■ **Stated exercise**
Leaving out the pictures, output the lines from the one that contains "Type out the text in this image." through the end of the material, exactly as they stand.

■ **Information given**

————————

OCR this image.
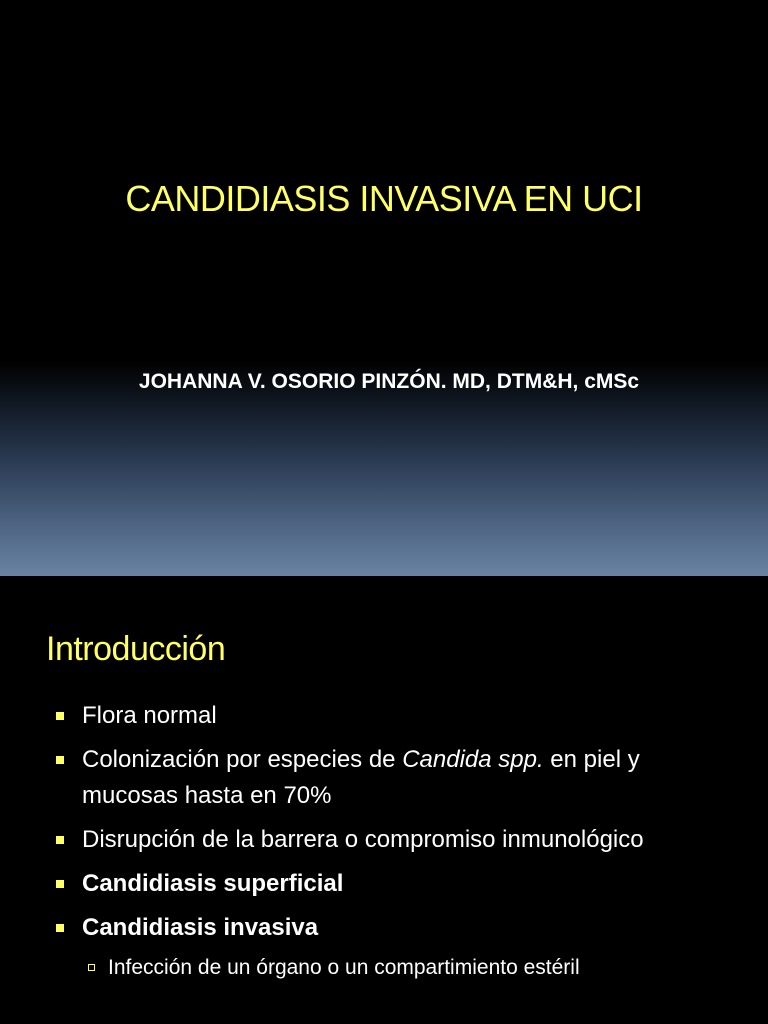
CANDIDIASIS INVASIVA EN UCI
JOHANNA V. OSORIO PINZÓN. MD, DTM&H, cMSc
Introducción
Flora normal
Colonización por especies de Candida spp. en piel y mucosas hasta en 70%
Disrupción de la barrera o compromiso inmunológico
Candidiasis superficial
Candidiasis invasiva
Infección de un órgano o un compartimiento estéril
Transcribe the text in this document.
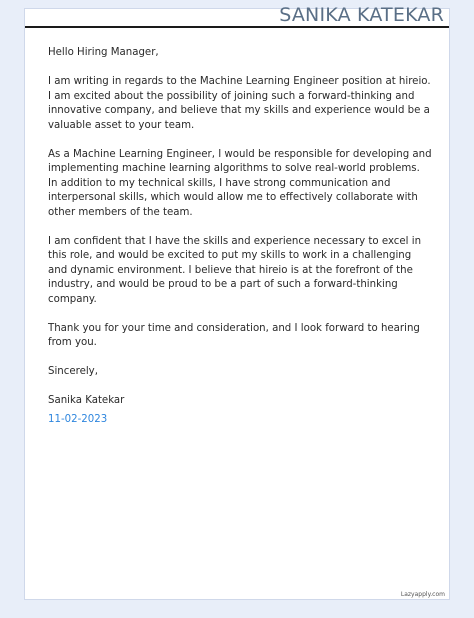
SANIKA KATEKAR

Hello Hiring Manager,

I am writing in regards to the Machine Learning Engineer position at hireio. I am excited about the possibility of joining such a forward-thinking and innovative company, and believe that my skills and experience would be a valuable asset to your team.

As a Machine Learning Engineer, I would be responsible for developing and implementing machine learning algorithms to solve real-world problems. In addition to my technical skills, I have strong communication and interpersonal skills, which would allow me to effectively collaborate with other members of the team.

I am confident that I have the skills and experience necessary to excel in this role, and would be excited to put my skills to work in a challenging and dynamic environment. I believe that hireio is at the forefront of the industry, and would be proud to be a part of such a forward-thinking company.

Thank you for your time and consideration, and I look forward to hearing from you.

Sincerely,

Sanika Katekar

11-02-2023

Lazyapply.com
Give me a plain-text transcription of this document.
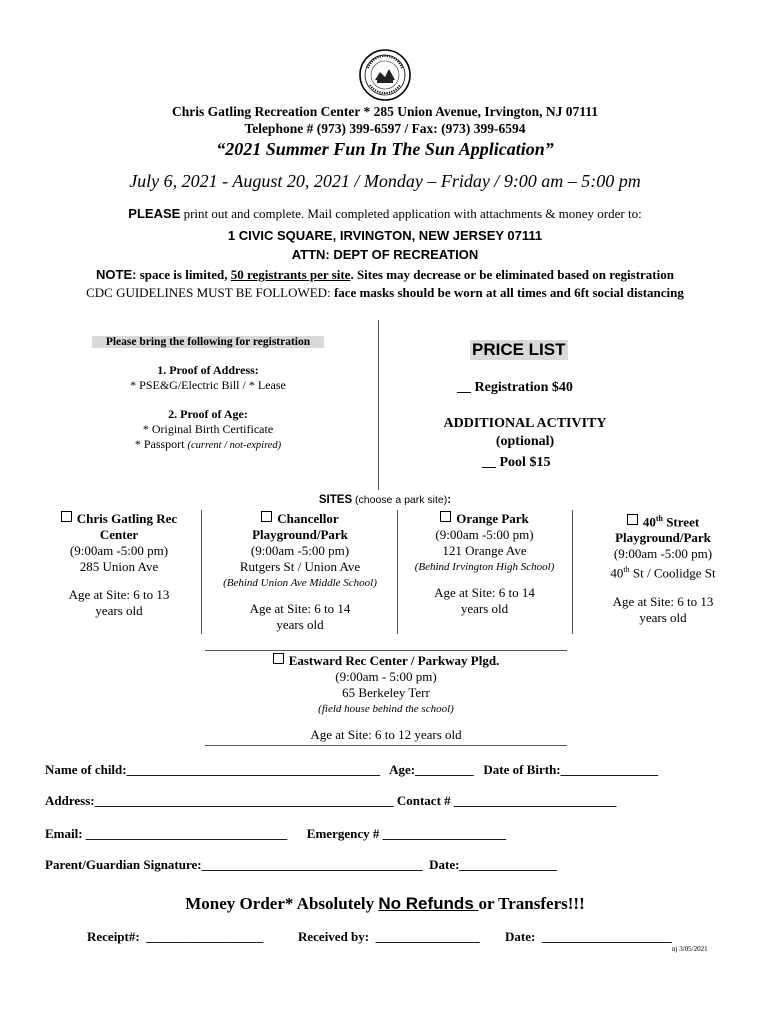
Chris Gatling Recreation Center * 285 Union Avenue, Irvington, NJ 07111
Telephone # (973) 399-6597 / Fax: (973) 399-6594
“2021 Summer Fun In The Sun Application”
July 6, 2021 - August 20, 2021 / Monday – Friday / 9:00 am – 5:00 pm
PLEASE print out and complete. Mail completed application with attachments & money order to:
1 CIVIC SQUARE, IRVINGTON, NEW JERSEY 07111
ATTN: DEPT OF RECREATION
NOTE: space is limited, 50 registrants per site. Sites may decrease or be eliminated based on registration
CDC GUIDELINES MUST BE FOLLOWED: face masks should be worn at all times and 6ft social distancing
Please bring the following for registration
1. Proof of Address:
* PSE&G/Electric Bill / * Lease
2. Proof of Age:
* Original Birth Certificate
* Passport (current / not-expired)
PRICE LIST
__ Registration $40
ADDITIONAL ACTIVITY
(optional)
__ Pool $15
SITES (choose a park site):
Chris Gatling Rec
Center
(9:00am -5:00 pm)
285 Union Ave
Age at Site: 6 to 13
years old
Chancellor
Playground/Park
(9:00am -5:00 pm)
Rutgers St / Union Ave
(Behind Union Ave Middle School)
Age at Site: 6 to 14
years old
Orange Park
(9:00am -5:00 pm)
121 Orange Ave
(Behind Irvington High School)
Age at Site: 6 to 14
years old
40th Street
Playground/Park
(9:00am -5:00 pm)
40th St / Coolidge St
Age at Site: 6 to 13
years old
Eastward Rec Center / Parkway Plgd.
(9:00am - 5:00 pm)
65 Berkeley Terr
(field house behind the school)
Age at Site: 6 to 12 years old
Name of child:_______________________________________   Age:_________   Date of Birth:_______________
Address:______________________________________________ Contact # _________________________
Email: _______________________________      Emergency # ___________________
Parent/Guardian Signature:__________________________________  Date:_______________
Money Order* Absolutely No Refunds or Transfers!!!
Receipt#:  __________________	Received by:  ________________ Date:  ____________________
nj 3/05/2021
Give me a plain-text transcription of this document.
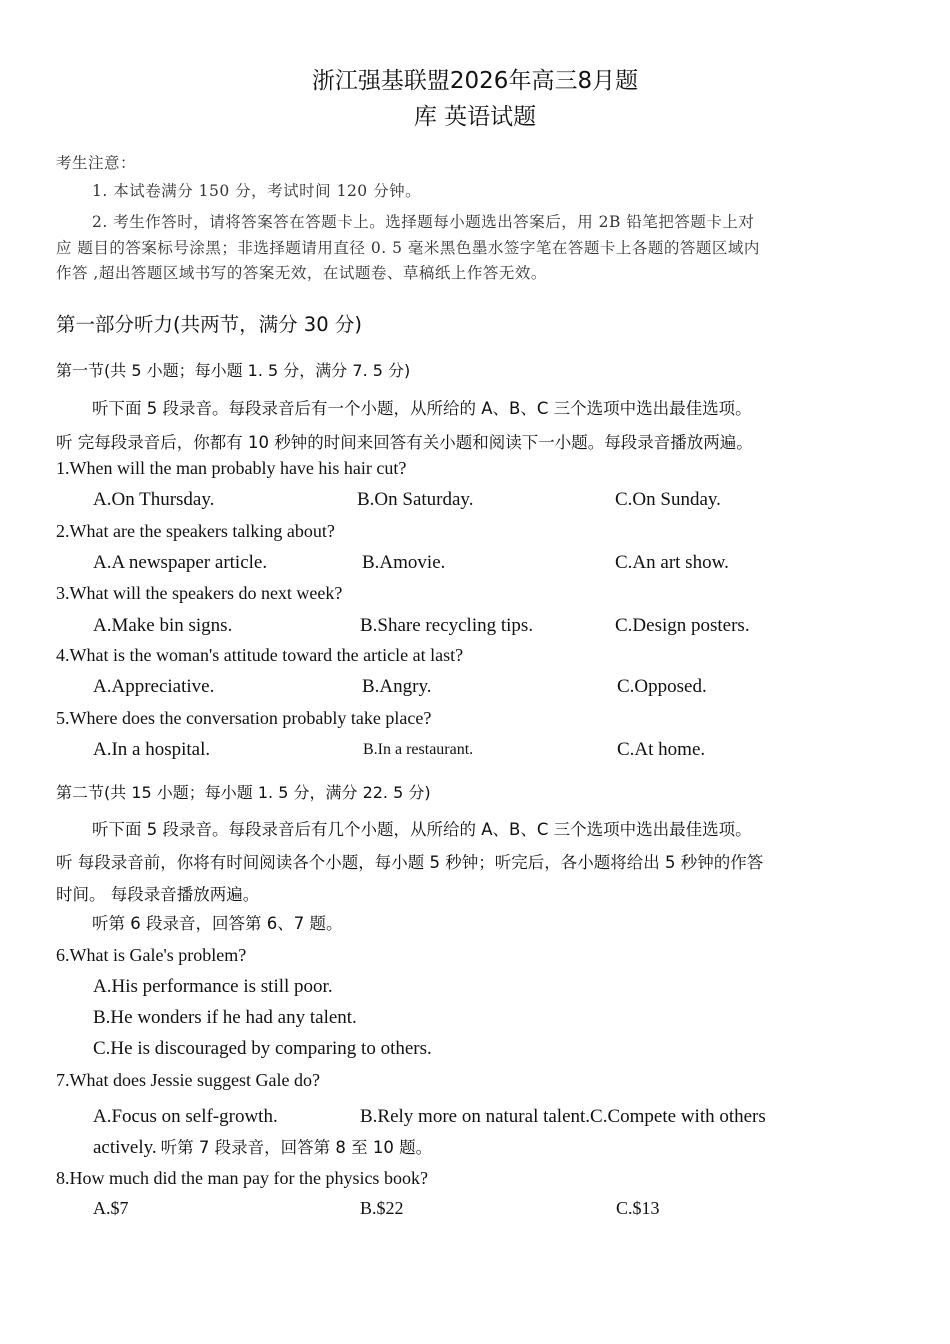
浙江强基联盟2026年高三8月题
库 英语试题
考生注意：
1. 本试卷满分 150 分，考试时间 120 分钟。
2. 考生作答时，请将答案答在答题卡上。选择题每小题选出答案后，用 2B 铅笔把答题卡上对
应 题目的答案标号涂黑；非选择题请用直径 0. 5 毫米黑色墨水签字笔在答题卡上各题的答题区域内
作答 ,超出答题区域书写的答案无效，在试题卷、草稿纸上作答无效。
第一部分听力(共两节，满分 30 分)
第一节(共 5 小题；每小题 1. 5 分，满分 7. 5 分)
听下面 5 段录音。每段录音后有一个小题，从所给的 A、B、C 三个选项中选出最佳选项。
听 完每段录音后，你都有 10 秒钟的时间来回答有关小题和阅读下一小题。每段录音播放两遍。
1.When will the man probably have his hair cut?
A.On Thursday.	B.On Saturday.	C.On Sunday.
2.What are the speakers talking about?
A.A newspaper article.	B.Amovie.	C.An art show.
3.What will the speakers do next week?
A.Make bin signs.	B.Share recycling tips.	C.Design posters.
4.What is the woman's attitude toward the article at last?
A.Appreciative.	B.Angry.	C.Opposed.
5.Where does the conversation probably take place?
A.In a hospital.	B.In a restaurant.	C.At home.
第二节(共 15 小题；每小题 1. 5 分，满分 22. 5 分)
听下面 5 段录音。每段录音后有几个小题，从所给的 A、B、C 三个选项中选出最佳选项。
听 每段录音前，你将有时间阅读各个小题，每小题 5 秒钟；听完后，各小题将给出 5 秒钟的作答
时间。 每段录音播放两遍。
听第 6 段录音，回答第 6、7 题。
6.What is Gale's problem?
A.His performance is still poor.
B.He wonders if he had any talent.
C.He is discouraged by comparing to others.
7.What does Jessie suggest Gale do?
A.Focus on self-growth.	B.Rely more on natural talent.C.Compete with others
actively. 听第 7 段录音，回答第 8 至 10 题。
8.How much did the man pay for the physics book?
A.$7	B.$22	C.$13
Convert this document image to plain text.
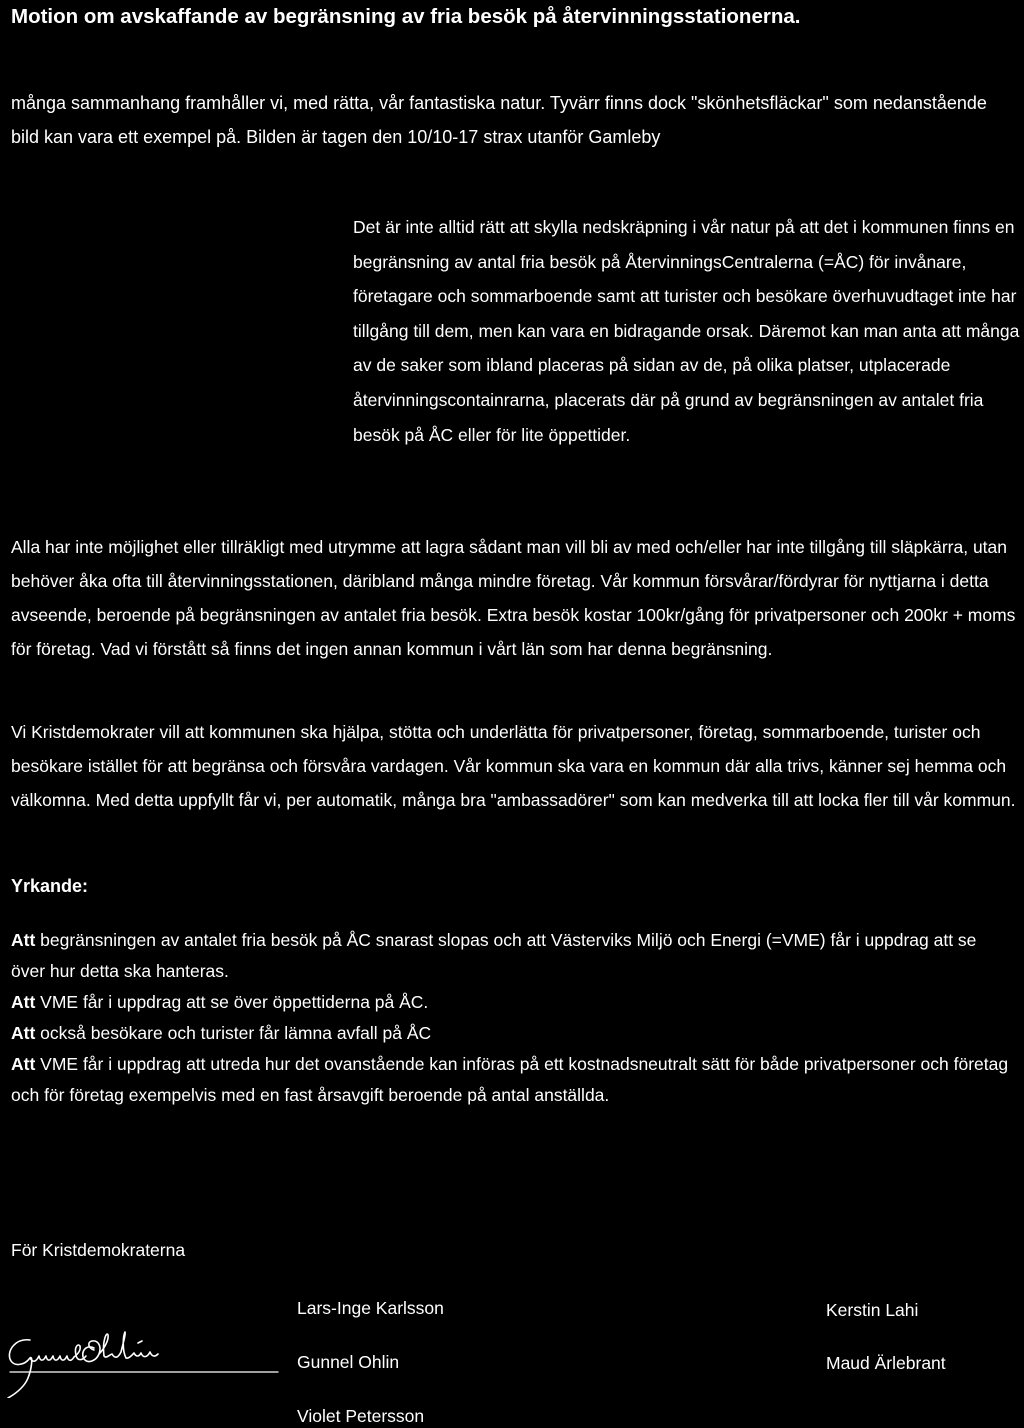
Motion om avskaffande av begränsning av fria besök på återvinningsstationerna.

många sammanhang framhåller vi, med rätta, vår fantastiska natur. Tyvärr finns dock "skönhetsfläckar" som nedanstående bild kan vara ett exempel på. Bilden är tagen den 10/10-17 strax utanför Gamleby

Det är inte alltid rätt att skylla nedskräpning i vår natur på att det i kommunen finns en begränsning av antal fria besök på ÅtervinningsCentralerna (=ÅC) för invånare, företagare och sommarboende samt att turister och besökare överhuvudtaget inte har tillgång till dem, men kan vara en bidragande orsak. Däremot kan man anta att många av de saker som ibland placeras på sidan av de, på olika platser, utplacerade återvinningscontainrarna, placerats där på grund av begränsningen av antalet fria besök på ÅC eller för lite öppettider.

Alla har inte möjlighet eller tillräkligt med utrymme att lagra sådant man vill bli av med och/eller har inte tillgång till släpkärra, utan behöver åka ofta till återvinningsstationen, däribland många mindre företag. Vår kommun försvårar/fördyrar för nyttjarna i detta avseende, beroende på begränsningen av antalet fria besök. Extra besök kostar 100kr/gång för privatpersoner och 200kr + moms för företag. Vad vi förstått så finns det ingen annan kommun i vårt län som har denna begränsning.

Vi Kristdemokrater vill att kommunen ska hjälpa, stötta och underlätta för privatpersoner, företag, sommarboende, turister och besökare istället för att begränsa och försvåra vardagen. Vår kommun ska vara en kommun där alla trivs, känner sej hemma och välkomna. Med detta uppfyllt får vi, per automatik, många bra "ambassadörer" som kan medverka till att locka fler till vår kommun.

Yrkande:
Att begränsningen av antalet fria besök på ÅC snarast slopas och att Västerviks Miljö och Energi (=VME) får i uppdrag att se över hur detta ska hanteras.
Att VME får i uppdrag att se över öppettiderna på ÅC.
Att också besökare och turister får lämna avfall på ÅC
Att VME får i uppdrag att utreda hur det ovanstående kan införas på ett kostnadsneutralt sätt för både privatpersoner och företag och för företag exempelvis med en fast årsavgift beroende på antal anställda.

För Kristdemokraterna

Lars-Inge Karlsson	Kerstin Lahi

Gunnel Ohlin	Maud Ärlebrant

Violet Petersson
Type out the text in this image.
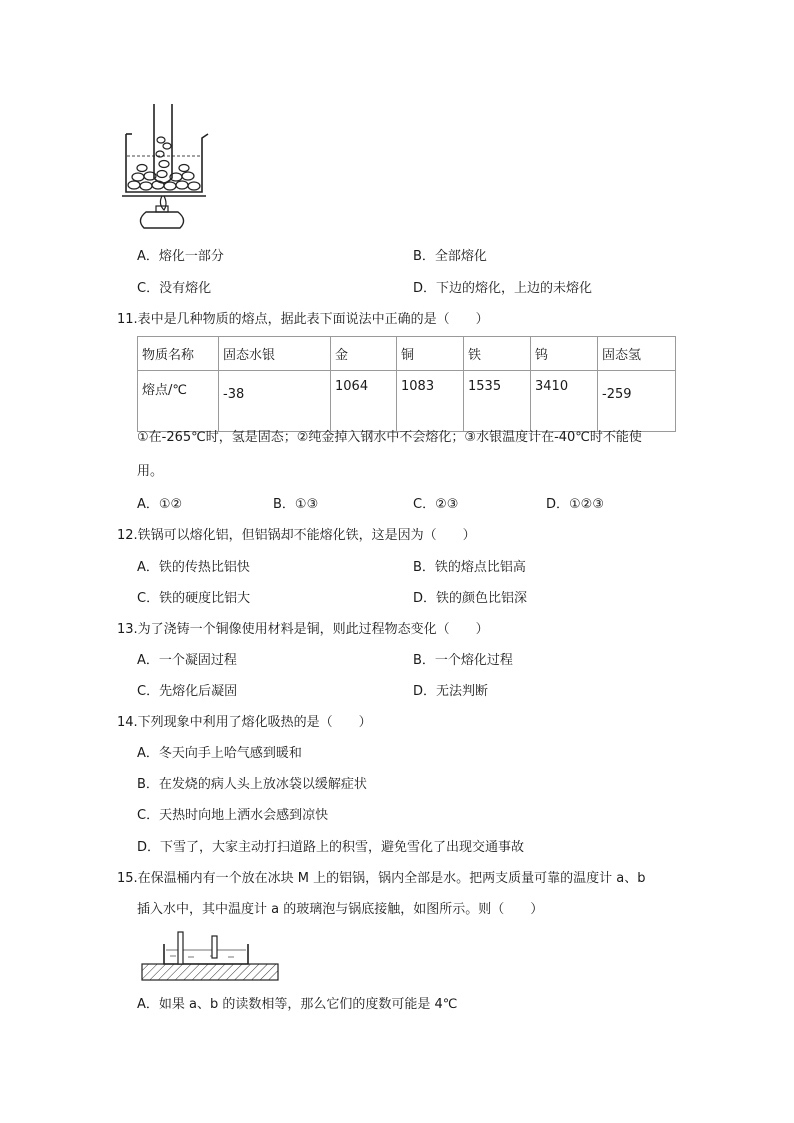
A．熔化一部分	B．全部熔化
C．没有熔化	D．下边的熔化，上边的未熔化
11.表中是几种物质的熔点，据此表下面说法中正确的是（　　）
物质名称	固态水银	金	铜	铁	钨	固态氢
熔点/℃	-38	1064	1083	1535	3410	-259
①在-265℃时，氢是固态；②纯金掉入钢水中不会熔化；③水银温度计在-40℃时不能使
用。
A．①②	B．①③	C．②③	D．①②③
12.铁锅可以熔化铝，但铝锅却不能熔化铁，这是因为（　　）
A．铁的传热比铝快	B．铁的熔点比铝高
C．铁的硬度比铝大	D．铁的颜色比铝深
13.为了浇铸一个铜像使用材料是铜，则此过程物态变化（　　）
A．一个凝固过程	B．一个熔化过程
C．先熔化后凝固	D．无法判断
14.下列现象中利用了熔化吸热的是（　　）
A．冬天向手上哈气感到暖和
B．在发烧的病人头上放冰袋以缓解症状
C．天热时向地上洒水会感到凉快
D．下雪了，大家主动打扫道路上的积雪，避免雪化了出现交通事故
15.在保温桶内有一个放在冰块 M 上的铝锅，锅内全部是水。把两支质量可靠的温度计 a、b
插入水中，其中温度计 a 的玻璃泡与锅底接触，如图所示。则（　　）
A．如果 a、b 的读数相等，那么它们的度数可能是 4℃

————————

■ **Answer for this exercise**
Type out the text in this image.
A．熔化一部分	B．全部熔化
C．没有熔化	D．下边的熔化，上边的未熔化
11.表中是几种物质的熔点，据此表下面说法中正确的是（　　）
物质名称	固态水银	金	铜	铁	钨	固态氢
熔点/℃	-38	1064	1083	1535	3410	-259
①在-265℃时，氢是固态；②纯金掉入钢水中不会熔化；③水银温度计在-40℃时不能使
用。
A．①②	B．①③	C．②③	D．①②③
12.铁锅可以熔化铝，但铝锅却不能熔化铁，这是因为（　　）
A．铁的传热比铝快	B．铁的熔点比铝高
C．铁的硬度比铝大	D．铁的颜色比铝深
13.为了浇铸一个铜像使用材料是铜，则此过程物态变化（　　）
A．一个凝固过程	B．一个熔化过程
C．先熔化后凝固	D．无法判断
14.下列现象中利用了熔化吸热的是（　　）
A．冬天向手上哈气感到暖和
B．在发烧的病人头上放冰袋以缓解症状
C．天热时向地上洒水会感到凉快
D．下雪了，大家主动打扫道路上的积雪，避免雪化了出现交通事故
15.在保温桶内有一个放在冰块 M 上的铝锅，锅内全部是水。把两支质量可靠的温度计 a、b
插入水中，其中温度计 a 的玻璃泡与锅底接触，如图所示。则（　　）
A．如果 a、b 的读数相等，那么它们的度数可能是 4℃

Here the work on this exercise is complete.